● PROBLEM REQUIREMENTS
Report all lines from the entries below in which "that" appears.

Stored records
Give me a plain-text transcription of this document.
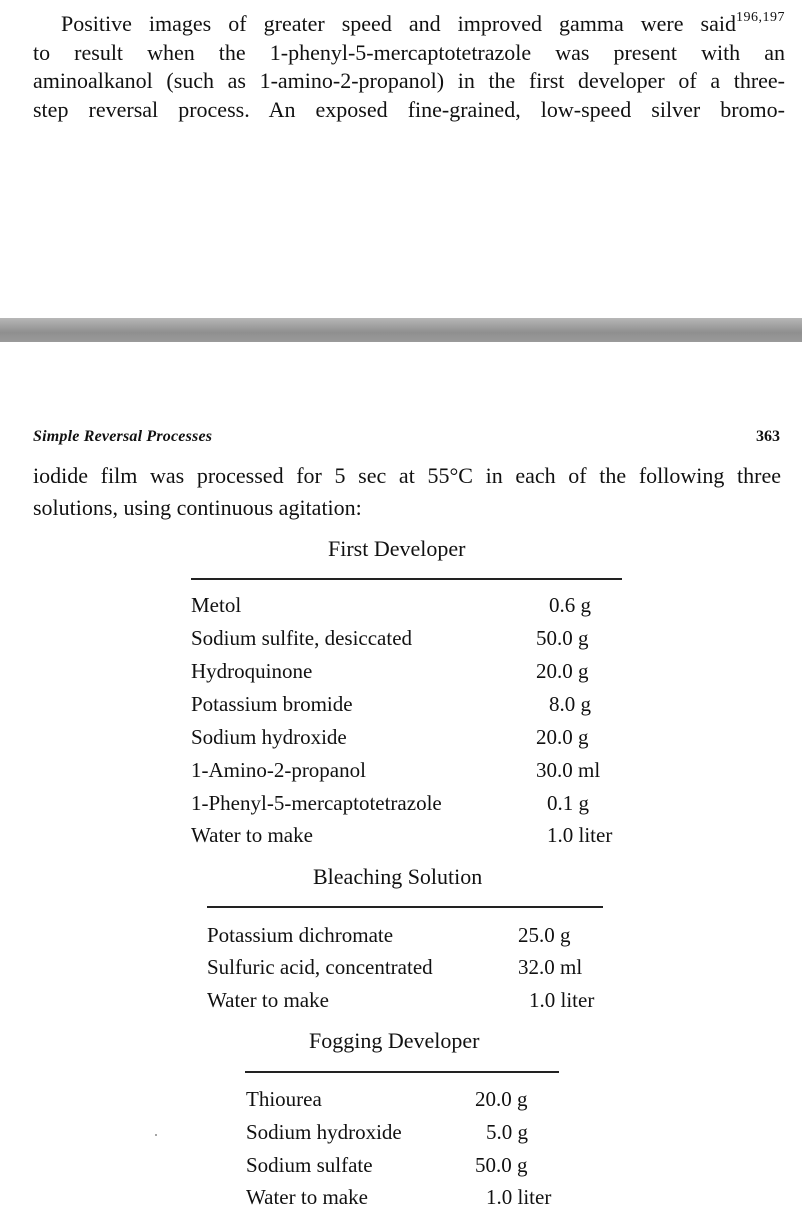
Positive images of greater speed and improved gamma were said$^{196,197}$
to result when the 1-phenyl-5-mercaptotetrazole was present with an
aminoalkanol (such as 1-amino-2-propanol) in the first developer of a three-
step reversal process. An exposed fine-grained, low-speed silver bromo-
Simple Reversal Processes	363
iodide film was processed for 5 sec at 55°C in each of the following three
solutions, using continuous agitation:
First Developer
Metol	0.6 g
Sodium sulfite, desiccated	50.0 g
Hydroquinone	20.0 g
Potassium bromide	8.0 g
Sodium hydroxide	20.0 g
1-Amino-2-propanol	30.0 ml
1-Phenyl-5-mercaptotetrazole	0.1 g
Water to make	1.0 liter
Bleaching Solution
Potassium dichromate	25.0 g
Sulfuric acid, concentrated	32.0 ml
Water to make	1.0 liter
Fogging Developer
Thiourea	20.0 g
Sodium hydroxide	5.0 g
Sodium sulfate	50.0 g
Water to make	1.0 liter
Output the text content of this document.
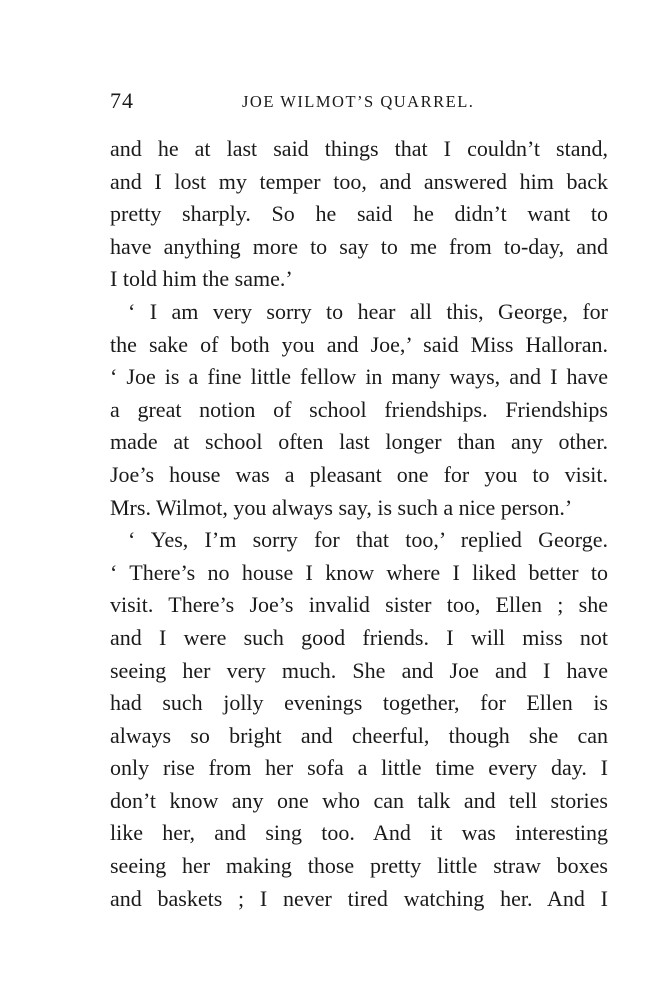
74	JOE WILMOT’S QUARREL.
and he at last said things that I couldn’t stand,
and I lost my temper too, and answered him back
pretty sharply. So he said he didn’t want to
have anything more to say to me from to-day, and
I told him the same.’
‘ I am very sorry to hear all this, George, for
the sake of both you and Joe,’ said Miss Halloran.
‘ Joe is a fine little fellow in many ways, and I have
a great notion of school friendships. Friendships
made at school often last longer than any other.
Joe’s house was a pleasant one for you to visit.
Mrs. Wilmot, you always say, is such a nice person.’
‘ Yes, I’m sorry for that too,’ replied George.
‘ There’s no house I know where I liked better to
visit. There’s Joe’s invalid sister too, Ellen ; she
and I were such good friends. I will miss not
seeing her very much. She and Joe and I have
had such jolly evenings together, for Ellen is
always so bright and cheerful, though she can
only rise from her sofa a little time every day. I
don’t know any one who can talk and tell stories
like her, and sing too. And it was interesting
seeing her making those pretty little straw boxes
and baskets ; I never tired watching her. And I
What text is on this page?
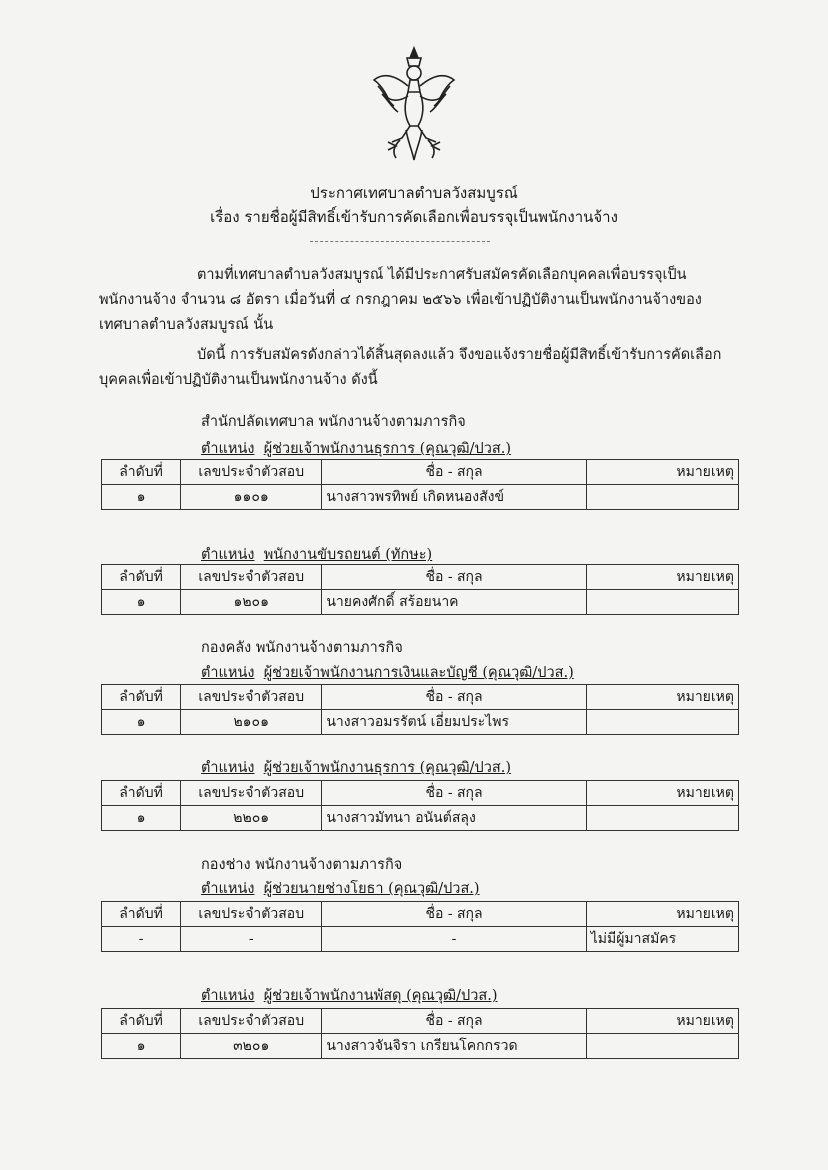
ประกาศเทศบาลตำบลวังสมบูรณ์
เรื่อง รายชื่อผู้มีสิทธิ์เข้ารับการคัดเลือกเพื่อบรรจุเป็นพนักงานจ้าง

ตามที่เทศบาลตำบลวังสมบูรณ์ ได้มีประกาศรับสมัครคัดเลือกบุคคลเพื่อบรรจุเป็นพนักงานจ้าง จำนวน ๘ อัตรา เมื่อวันที่ ๔ กรกฎาคม ๒๕๖๖ เพื่อเข้าปฏิบัติงานเป็นพนักงานจ้างของเทศบาลตำบลวังสมบูรณ์ นั้น

บัดนี้ การรับสมัครดังกล่าวได้สิ้นสุดลงแล้ว จึงขอแจ้งรายชื่อผู้มีสิทธิ์เข้ารับการคัดเลือกบุคคลเพื่อเข้าปฏิบัติงานเป็นพนักงานจ้าง ดังนี้

สำนักปลัดเทศบาล พนักงานจ้างตามภารกิจ
ตำแหน่ง ผู้ช่วยเจ้าพนักงานธุรการ (คุณวุฒิ/ปวส.)
ลำดับที่	เลขประจำตัวสอบ	ชื่อ - สกุล	หมายเหตุ
๑	๑๑๐๑	นางสาวพรทิพย์ เกิดหนองสังข์	
ตำแหน่ง พนักงานขับรถยนต์ (ทักษะ)
ลำดับที่	เลขประจำตัวสอบ	ชื่อ - สกุล	หมายเหตุ
๑	๑๒๐๑	นายคงศักดิ์ สร้อยนาค	
กองคลัง พนักงานจ้างตามภารกิจ
ตำแหน่ง ผู้ช่วยเจ้าพนักงานการเงินและบัญชี (คุณวุฒิ/ปวส.)
ลำดับที่	เลขประจำตัวสอบ	ชื่อ - สกุล	หมายเหตุ
๑	๒๑๐๑	นางสาวอมรรัตน์ เอี่ยมประไพร	
ตำแหน่ง ผู้ช่วยเจ้าพนักงานธุรการ (คุณวุฒิ/ปวส.)
ลำดับที่	เลขประจำตัวสอบ	ชื่อ - สกุล	หมายเหตุ
๑	๒๒๐๑	นางสาวมัทนา อนันต์สลุง	
กองช่าง พนักงานจ้างตามภารกิจ
ตำแหน่ง ผู้ช่วยนายช่างโยธา (คุณวุฒิ/ปวส.)
ลำดับที่	เลขประจำตัวสอบ	ชื่อ - สกุล	หมายเหตุ
-	-	-	ไม่มีผู้มาสมัคร
ตำแหน่ง ผู้ช่วยเจ้าพนักงานพัสดุ (คุณวุฒิ/ปวส.)
ลำดับที่	เลขประจำตัวสอบ	ชื่อ - สกุล	หมายเหตุ
๑	๓๒๐๑	นางสาวจันจิรา เกรียนโคกกรวด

● ANSWER
and he at last said things that I couldn’t stand,
‘ Yes, I’m sorry for that too,’ replied George.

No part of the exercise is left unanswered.